§ What you have to do
Extract the data exactly, missing nothing.

§ Supplied material
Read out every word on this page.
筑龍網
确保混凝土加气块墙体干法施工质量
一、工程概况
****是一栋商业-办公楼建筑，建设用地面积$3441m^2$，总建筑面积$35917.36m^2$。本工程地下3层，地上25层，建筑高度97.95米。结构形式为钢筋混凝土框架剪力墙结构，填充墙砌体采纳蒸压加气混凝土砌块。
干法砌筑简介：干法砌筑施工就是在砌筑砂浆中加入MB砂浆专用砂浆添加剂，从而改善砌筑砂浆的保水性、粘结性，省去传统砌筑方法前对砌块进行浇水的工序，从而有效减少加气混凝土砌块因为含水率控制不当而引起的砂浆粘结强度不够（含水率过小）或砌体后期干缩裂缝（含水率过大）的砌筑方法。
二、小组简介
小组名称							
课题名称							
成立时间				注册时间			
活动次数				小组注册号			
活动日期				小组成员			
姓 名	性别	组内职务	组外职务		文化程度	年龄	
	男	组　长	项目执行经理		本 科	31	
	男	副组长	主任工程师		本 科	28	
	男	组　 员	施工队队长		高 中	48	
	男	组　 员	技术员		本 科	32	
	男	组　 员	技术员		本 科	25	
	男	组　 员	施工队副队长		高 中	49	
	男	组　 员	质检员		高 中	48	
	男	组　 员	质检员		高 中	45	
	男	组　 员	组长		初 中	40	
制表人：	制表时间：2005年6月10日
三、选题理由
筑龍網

§ Solution for this problem
Read out every word on this page.
筑龍網
确保混凝土加气块墙体干法施工质量
一、工程概况
****是一栋商业-办公楼建筑，建设用地面积$3441m^2$，总建筑面积$35917.36m^2$。本工程地下3层，地上25层，建筑高度97.95米。结构形式为钢筋混凝土框架剪力墙结构，填充墙砌体采纳蒸压加气混凝土砌块。
干法砌筑简介：干法砌筑施工就是在砌筑砂浆中加入MB砂浆专用砂浆添加剂，从而改善砌筑砂浆的保水性、粘结性，省去传统砌筑方法前对砌块进行浇水的工序，从而有效减少加气混凝土砌块因为含水率控制不当而引起的砂浆粘结强度不够（含水率过小）或砌体后期干缩裂缝（含水率过大）的砌筑方法。
二、小组简介
小组名称							
课题名称							
成立时间				注册时间			
活动次数				小组注册号			
活动日期				小组成员			
姓 名	性别	组内职务	组外职务		文化程度	年龄	
	男	组　长	项目执行经理		本 科	31	
	男	副组长	主任工程师		本 科	28	
	男	组　 员	施工队队长		高 中	48	
	男	组　 员	技术员		本 科	32	
	男	组　 员	技术员		本 科	25	
	男	组　 员	施工队副队长		高 中	49	
	男	组　 员	质检员		高 中	48	
	男	组　 员	质检员		高 中	45	
	男	组　 员	组长		初 中	40	
制表人：	制表时间：2005年6月10日
三、选题理由
筑龍網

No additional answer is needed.